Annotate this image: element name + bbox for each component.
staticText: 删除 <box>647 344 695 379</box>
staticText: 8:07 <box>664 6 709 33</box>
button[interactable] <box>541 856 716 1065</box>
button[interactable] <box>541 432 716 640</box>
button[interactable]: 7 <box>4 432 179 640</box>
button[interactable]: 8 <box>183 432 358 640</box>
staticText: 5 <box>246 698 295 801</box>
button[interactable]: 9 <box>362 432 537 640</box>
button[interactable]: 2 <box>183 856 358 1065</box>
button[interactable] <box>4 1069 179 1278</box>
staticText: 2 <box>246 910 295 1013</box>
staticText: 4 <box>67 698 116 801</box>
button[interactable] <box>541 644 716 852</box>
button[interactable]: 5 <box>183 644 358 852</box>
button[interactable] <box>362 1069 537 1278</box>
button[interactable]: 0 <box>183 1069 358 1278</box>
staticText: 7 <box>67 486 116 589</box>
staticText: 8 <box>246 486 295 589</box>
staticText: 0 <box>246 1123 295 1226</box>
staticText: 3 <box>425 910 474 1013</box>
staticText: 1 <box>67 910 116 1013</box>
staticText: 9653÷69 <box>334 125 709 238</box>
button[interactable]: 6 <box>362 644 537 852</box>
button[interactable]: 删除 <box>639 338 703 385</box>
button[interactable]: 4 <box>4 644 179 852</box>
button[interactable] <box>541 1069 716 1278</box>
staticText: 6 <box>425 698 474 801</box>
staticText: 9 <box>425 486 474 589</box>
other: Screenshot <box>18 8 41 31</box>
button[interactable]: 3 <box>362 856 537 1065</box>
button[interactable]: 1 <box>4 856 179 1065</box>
◆ ◆ ◆ ◆ ◆ ◆ ◆
* _Exercise goal_: Please edit the entries above so that every "interactable" reads "clickable", and return them in full with nothing else changed.

* _Solution to the problem_:
Annotate this image: element name + bbox for each component.
staticText: 删除 <box>647 344 695 379</box>
staticText: 8:07 <box>664 6 709 33</box>
button[clickable] <box>541 856 716 1065</box>
button[clickable] <box>541 432 716 640</box>
button[clickable]: 7 <box>4 432 179 640</box>
button[clickable]: 8 <box>183 432 358 640</box>
staticText: 5 <box>246 698 295 801</box>
button[clickable]: 9 <box>362 432 537 640</box>
button[clickable]: 2 <box>183 856 358 1065</box>
button[clickable] <box>4 1069 179 1278</box>
staticText: 2 <box>246 910 295 1013</box>
staticText: 4 <box>67 698 116 801</box>
button[clickable] <box>541 644 716 852</box>
button[clickable]: 5 <box>183 644 358 852</box>
button[clickable] <box>362 1069 537 1278</box>
button[clickable]: 0 <box>183 1069 358 1278</box>
staticText: 7 <box>67 486 116 589</box>
staticText: 8 <box>246 486 295 589</box>
staticText: 0 <box>246 1123 295 1226</box>
staticText: 3 <box>425 910 474 1013</box>
staticText: 1 <box>67 910 116 1013</box>
staticText: 9653÷69 <box>334 125 709 238</box>
button[clickable]: 6 <box>362 644 537 852</box>
button[clickable]: 删除 <box>639 338 703 385</box>
button[clickable]: 4 <box>4 644 179 852</box>
button[clickable] <box>541 1069 716 1278</box>
staticText: 6 <box>425 698 474 801</box>
staticText: 9 <box>425 486 474 589</box>
other: Screenshot <box>18 8 41 31</box>
button[clickable]: 3 <box>362 856 537 1065</box>
button[clickable]: 1 <box>4 856 179 1065</box>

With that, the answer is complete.